▸ PROMPT
Extract the full set of records, then give each one again exactly.
* * * *
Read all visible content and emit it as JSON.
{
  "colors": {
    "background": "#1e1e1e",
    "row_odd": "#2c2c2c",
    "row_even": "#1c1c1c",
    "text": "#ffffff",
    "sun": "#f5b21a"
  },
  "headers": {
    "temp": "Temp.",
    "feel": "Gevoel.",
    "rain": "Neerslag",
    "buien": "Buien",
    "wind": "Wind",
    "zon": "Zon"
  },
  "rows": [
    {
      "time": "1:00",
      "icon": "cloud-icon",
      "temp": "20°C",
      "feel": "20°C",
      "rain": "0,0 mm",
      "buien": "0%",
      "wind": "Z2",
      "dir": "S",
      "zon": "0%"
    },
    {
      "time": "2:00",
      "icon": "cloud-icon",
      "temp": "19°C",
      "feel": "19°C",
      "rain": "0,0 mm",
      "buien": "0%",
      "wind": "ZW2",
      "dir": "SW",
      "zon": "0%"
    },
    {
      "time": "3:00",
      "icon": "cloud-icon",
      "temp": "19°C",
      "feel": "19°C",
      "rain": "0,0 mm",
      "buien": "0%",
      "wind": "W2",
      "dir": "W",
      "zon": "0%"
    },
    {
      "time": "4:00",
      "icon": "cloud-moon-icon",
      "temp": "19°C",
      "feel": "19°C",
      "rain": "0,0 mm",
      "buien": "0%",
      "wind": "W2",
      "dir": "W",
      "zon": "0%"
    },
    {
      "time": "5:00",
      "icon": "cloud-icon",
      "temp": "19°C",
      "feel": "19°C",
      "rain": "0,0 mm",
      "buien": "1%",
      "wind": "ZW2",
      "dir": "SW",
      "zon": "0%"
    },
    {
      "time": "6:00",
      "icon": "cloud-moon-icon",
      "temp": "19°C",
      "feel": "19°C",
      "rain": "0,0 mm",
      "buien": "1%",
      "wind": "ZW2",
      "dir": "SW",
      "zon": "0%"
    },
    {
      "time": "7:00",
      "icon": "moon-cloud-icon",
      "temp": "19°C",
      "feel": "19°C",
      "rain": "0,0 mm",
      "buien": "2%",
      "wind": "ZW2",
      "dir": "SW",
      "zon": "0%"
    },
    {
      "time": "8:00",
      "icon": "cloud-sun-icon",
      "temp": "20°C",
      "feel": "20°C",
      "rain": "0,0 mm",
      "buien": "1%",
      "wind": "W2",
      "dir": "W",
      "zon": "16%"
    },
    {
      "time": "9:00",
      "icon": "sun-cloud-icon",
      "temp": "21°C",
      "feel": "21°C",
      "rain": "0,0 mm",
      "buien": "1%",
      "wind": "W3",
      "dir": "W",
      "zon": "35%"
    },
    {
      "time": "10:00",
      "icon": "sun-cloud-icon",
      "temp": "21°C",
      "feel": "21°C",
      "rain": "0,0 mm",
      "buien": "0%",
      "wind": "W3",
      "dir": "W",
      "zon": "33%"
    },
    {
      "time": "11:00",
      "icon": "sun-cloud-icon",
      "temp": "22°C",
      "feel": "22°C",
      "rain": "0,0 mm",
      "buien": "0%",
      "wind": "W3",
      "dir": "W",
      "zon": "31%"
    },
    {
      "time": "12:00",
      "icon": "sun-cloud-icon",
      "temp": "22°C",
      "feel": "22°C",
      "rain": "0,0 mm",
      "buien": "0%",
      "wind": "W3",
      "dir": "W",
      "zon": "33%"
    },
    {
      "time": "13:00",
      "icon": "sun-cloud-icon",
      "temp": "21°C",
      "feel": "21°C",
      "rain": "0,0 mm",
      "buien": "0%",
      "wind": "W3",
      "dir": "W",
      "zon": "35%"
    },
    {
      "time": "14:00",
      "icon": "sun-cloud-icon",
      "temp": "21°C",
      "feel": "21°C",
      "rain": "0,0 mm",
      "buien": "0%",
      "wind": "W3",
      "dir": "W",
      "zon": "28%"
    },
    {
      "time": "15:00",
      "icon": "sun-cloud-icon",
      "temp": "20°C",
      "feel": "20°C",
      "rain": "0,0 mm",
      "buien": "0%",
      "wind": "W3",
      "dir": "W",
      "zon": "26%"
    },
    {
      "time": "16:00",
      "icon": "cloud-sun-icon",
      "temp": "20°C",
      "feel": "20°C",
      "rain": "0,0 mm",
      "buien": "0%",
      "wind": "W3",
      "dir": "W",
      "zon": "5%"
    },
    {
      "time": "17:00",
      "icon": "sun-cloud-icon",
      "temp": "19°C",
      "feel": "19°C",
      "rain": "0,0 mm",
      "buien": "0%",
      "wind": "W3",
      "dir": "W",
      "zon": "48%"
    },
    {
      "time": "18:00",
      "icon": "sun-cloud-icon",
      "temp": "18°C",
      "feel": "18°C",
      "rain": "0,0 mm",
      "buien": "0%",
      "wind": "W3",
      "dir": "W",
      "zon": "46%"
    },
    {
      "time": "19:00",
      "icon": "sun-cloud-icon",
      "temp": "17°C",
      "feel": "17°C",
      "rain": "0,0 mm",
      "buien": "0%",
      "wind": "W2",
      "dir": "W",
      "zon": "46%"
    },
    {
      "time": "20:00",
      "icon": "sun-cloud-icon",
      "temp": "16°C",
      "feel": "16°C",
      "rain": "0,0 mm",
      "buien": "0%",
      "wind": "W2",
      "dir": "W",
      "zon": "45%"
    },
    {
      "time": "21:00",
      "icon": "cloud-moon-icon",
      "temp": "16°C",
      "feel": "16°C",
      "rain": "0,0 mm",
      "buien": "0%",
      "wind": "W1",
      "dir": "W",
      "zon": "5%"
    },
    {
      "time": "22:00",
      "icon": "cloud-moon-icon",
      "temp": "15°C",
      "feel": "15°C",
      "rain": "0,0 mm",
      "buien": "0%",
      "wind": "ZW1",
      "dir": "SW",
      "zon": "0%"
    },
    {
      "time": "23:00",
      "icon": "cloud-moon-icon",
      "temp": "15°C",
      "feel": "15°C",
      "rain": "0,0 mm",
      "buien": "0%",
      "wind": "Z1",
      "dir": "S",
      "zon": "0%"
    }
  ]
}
* * * *
▸ EXERCISE OUTPUT
Read all visible content and emit it as JSON.
{
  "colors": {
    "background": "#1e1e1e",
    "row_odd": "#2c2c2c",
    "row_even": "#1c1c1c",
    "text": "#ffffff",
    "sun": "#f5b21a"
  },
  "headers": {
    "temp": "Temp.",
    "feel": "Gevoel.",
    "rain": "Neerslag",
    "buien": "Buien",
    "wind": "Wind",
    "zon": "Zon"
  },
  "rows": [
    {
      "time": "1:00",
      "icon": "cloud-icon",
      "temp": "20°C",
      "feel": "20°C",
      "rain": "0,0 mm",
      "buien": "0%",
      "wind": "Z2",
      "dir": "S",
      "zon": "0%"
    },
    {
      "time": "2:00",
      "icon": "cloud-icon",
      "temp": "19°C",
      "feel": "19°C",
      "rain": "0,0 mm",
      "buien": "0%",
      "wind": "ZW2",
      "dir": "SW",
      "zon": "0%"
    },
    {
      "time": "3:00",
      "icon": "cloud-icon",
      "temp": "19°C",
      "feel": "19°C",
      "rain": "0,0 mm",
      "buien": "0%",
      "wind": "W2",
      "dir": "W",
      "zon": "0%"
    },
    {
      "time": "4:00",
      "icon": "cloud-moon-icon",
      "temp": "19°C",
      "feel": "19°C",
      "rain": "0,0 mm",
      "buien": "0%",
      "wind": "W2",
      "dir": "W",
      "zon": "0%"
    },
    {
      "time": "5:00",
      "icon": "cloud-icon",
      "temp": "19°C",
      "feel": "19°C",
      "rain": "0,0 mm",
      "buien": "1%",
      "wind": "ZW2",
      "dir": "SW",
      "zon": "0%"
    },
    {
      "time": "6:00",
      "icon": "cloud-moon-icon",
      "temp": "19°C",
      "feel": "19°C",
      "rain": "0,0 mm",
      "buien": "1%",
      "wind": "ZW2",
      "dir": "SW",
      "zon": "0%"
    },
    {
      "time": "7:00",
      "icon": "moon-cloud-icon",
      "temp": "19°C",
      "feel": "19°C",
      "rain": "0,0 mm",
      "buien": "2%",
      "wind": "ZW2",
      "dir": "SW",
      "zon": "0%"
    },
    {
      "time": "8:00",
      "icon": "cloud-sun-icon",
      "temp": "20°C",
      "feel": "20°C",
      "rain": "0,0 mm",
      "buien": "1%",
      "wind": "W2",
      "dir": "W",
      "zon": "16%"
    },
    {
      "time": "9:00",
      "icon": "sun-cloud-icon",
      "temp": "21°C",
      "feel": "21°C",
      "rain": "0,0 mm",
      "buien": "1%",
      "wind": "W3",
      "dir": "W",
      "zon": "35%"
    },
    {
      "time": "10:00",
      "icon": "sun-cloud-icon",
      "temp": "21°C",
      "feel": "21°C",
      "rain": "0,0 mm",
      "buien": "0%",
      "wind": "W3",
      "dir": "W",
      "zon": "33%"
    },
    {
      "time": "11:00",
      "icon": "sun-cloud-icon",
      "temp": "22°C",
      "feel": "22°C",
      "rain": "0,0 mm",
      "buien": "0%",
      "wind": "W3",
      "dir": "W",
      "zon": "31%"
    },
    {
      "time": "12:00",
      "icon": "sun-cloud-icon",
      "temp": "22°C",
      "feel": "22°C",
      "rain": "0,0 mm",
      "buien": "0%",
      "wind": "W3",
      "dir": "W",
      "zon": "33%"
    },
    {
      "time": "13:00",
      "icon": "sun-cloud-icon",
      "temp": "21°C",
      "feel": "21°C",
      "rain": "0,0 mm",
      "buien": "0%",
      "wind": "W3",
      "dir": "W",
      "zon": "35%"
    },
    {
      "time": "14:00",
      "icon": "sun-cloud-icon",
      "temp": "21°C",
      "feel": "21°C",
      "rain": "0,0 mm",
      "buien": "0%",
      "wind": "W3",
      "dir": "W",
      "zon": "28%"
    },
    {
      "time": "15:00",
      "icon": "sun-cloud-icon",
      "temp": "20°C",
      "feel": "20°C",
      "rain": "0,0 mm",
      "buien": "0%",
      "wind": "W3",
      "dir": "W",
      "zon": "26%"
    },
    {
      "time": "16:00",
      "icon": "cloud-sun-icon",
      "temp": "20°C",
      "feel": "20°C",
      "rain": "0,0 mm",
      "buien": "0%",
      "wind": "W3",
      "dir": "W",
      "zon": "5%"
    },
    {
      "time": "17:00",
      "icon": "sun-cloud-icon",
      "temp": "19°C",
      "feel": "19°C",
      "rain": "0,0 mm",
      "buien": "0%",
      "wind": "W3",
      "dir": "W",
      "zon": "48%"
    },
    {
      "time": "18:00",
      "icon": "sun-cloud-icon",
      "temp": "18°C",
      "feel": "18°C",
      "rain": "0,0 mm",
      "buien": "0%",
      "wind": "W3",
      "dir": "W",
      "zon": "46%"
    },
    {
      "time": "19:00",
      "icon": "sun-cloud-icon",
      "temp": "17°C",
      "feel": "17°C",
      "rain": "0,0 mm",
      "buien": "0%",
      "wind": "W2",
      "dir": "W",
      "zon": "46%"
    },
    {
      "time": "20:00",
      "icon": "sun-cloud-icon",
      "temp": "16°C",
      "feel": "16°C",
      "rain": "0,0 mm",
      "buien": "0%",
      "wind": "W2",
      "dir": "W",
      "zon": "45%"
    },
    {
      "time": "21:00",
      "icon": "cloud-moon-icon",
      "temp": "16°C",
      "feel": "16°C",
      "rain": "0,0 mm",
      "buien": "0%",
      "wind": "W1",
      "dir": "W",
      "zon": "5%"
    },
    {
      "time": "22:00",
      "icon": "cloud-moon-icon",
      "temp": "15°C",
      "feel": "15°C",
      "rain": "0,0 mm",
      "buien": "0%",
      "wind": "ZW1",
      "dir": "SW",
      "zon": "0%"
    },
    {
      "time": "23:00",
      "icon": "cloud-moon-icon",
      "temp": "15°C",
      "feel": "15°C",
      "rain": "0,0 mm",
      "buien": "0%",
      "wind": "Z1",
      "dir": "S",
      "zon": "0%"
    }
  ]
}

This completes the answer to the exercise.